To be done:
Below are some entries. Work out how many of their lines hold the word "udkastet", and write that number alone.

Stored entries:
┌────────
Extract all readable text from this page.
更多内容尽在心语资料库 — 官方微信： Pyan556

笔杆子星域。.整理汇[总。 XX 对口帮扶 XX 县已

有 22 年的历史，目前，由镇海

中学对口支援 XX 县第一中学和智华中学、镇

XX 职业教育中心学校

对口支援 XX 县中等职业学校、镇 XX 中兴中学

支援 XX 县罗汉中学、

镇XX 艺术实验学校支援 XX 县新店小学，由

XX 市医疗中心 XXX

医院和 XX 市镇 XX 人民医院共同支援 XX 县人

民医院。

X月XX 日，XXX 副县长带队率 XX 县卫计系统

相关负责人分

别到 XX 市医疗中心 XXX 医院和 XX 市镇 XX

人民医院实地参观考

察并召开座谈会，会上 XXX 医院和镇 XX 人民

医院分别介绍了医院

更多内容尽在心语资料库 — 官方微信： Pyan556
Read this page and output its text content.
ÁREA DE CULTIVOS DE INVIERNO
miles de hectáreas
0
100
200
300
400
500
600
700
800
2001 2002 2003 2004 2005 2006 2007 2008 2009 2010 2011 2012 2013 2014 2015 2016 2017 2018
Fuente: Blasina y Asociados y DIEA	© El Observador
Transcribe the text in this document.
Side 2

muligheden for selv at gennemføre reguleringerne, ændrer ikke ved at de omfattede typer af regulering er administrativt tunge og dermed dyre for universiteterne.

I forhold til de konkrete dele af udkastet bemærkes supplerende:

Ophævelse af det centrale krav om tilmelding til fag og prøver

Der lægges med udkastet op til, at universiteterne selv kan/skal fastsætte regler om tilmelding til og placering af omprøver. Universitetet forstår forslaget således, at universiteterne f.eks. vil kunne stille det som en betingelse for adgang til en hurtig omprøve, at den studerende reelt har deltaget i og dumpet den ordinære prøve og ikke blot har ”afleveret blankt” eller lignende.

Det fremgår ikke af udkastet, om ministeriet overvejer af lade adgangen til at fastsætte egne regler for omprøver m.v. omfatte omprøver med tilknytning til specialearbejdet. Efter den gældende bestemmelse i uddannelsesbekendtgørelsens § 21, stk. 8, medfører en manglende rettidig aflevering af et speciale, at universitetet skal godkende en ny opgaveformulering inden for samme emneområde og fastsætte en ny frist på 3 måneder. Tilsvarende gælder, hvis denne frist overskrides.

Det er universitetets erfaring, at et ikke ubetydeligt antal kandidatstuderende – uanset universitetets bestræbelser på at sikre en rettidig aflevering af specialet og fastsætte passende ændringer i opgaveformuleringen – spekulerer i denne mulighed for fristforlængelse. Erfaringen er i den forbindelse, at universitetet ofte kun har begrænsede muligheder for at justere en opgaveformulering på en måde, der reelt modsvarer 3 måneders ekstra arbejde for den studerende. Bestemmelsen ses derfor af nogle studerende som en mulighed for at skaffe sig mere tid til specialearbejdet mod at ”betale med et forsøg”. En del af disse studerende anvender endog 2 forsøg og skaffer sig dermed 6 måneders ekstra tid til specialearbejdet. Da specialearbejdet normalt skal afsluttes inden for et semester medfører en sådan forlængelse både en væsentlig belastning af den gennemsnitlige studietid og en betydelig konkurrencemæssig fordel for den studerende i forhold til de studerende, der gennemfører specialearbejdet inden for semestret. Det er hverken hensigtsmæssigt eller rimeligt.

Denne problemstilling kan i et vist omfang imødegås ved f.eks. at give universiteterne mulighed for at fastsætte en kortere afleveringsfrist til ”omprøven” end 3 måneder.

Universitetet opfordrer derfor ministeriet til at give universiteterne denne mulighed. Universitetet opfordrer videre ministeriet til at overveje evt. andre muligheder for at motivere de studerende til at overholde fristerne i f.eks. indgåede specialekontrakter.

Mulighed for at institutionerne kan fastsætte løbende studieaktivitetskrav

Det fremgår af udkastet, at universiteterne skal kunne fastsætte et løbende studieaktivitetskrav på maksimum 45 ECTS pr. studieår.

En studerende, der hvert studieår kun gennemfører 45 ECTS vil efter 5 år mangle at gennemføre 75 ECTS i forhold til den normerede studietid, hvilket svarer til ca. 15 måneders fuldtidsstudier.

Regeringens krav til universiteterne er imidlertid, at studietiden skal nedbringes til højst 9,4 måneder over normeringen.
└────────
Solution for this exercise:
4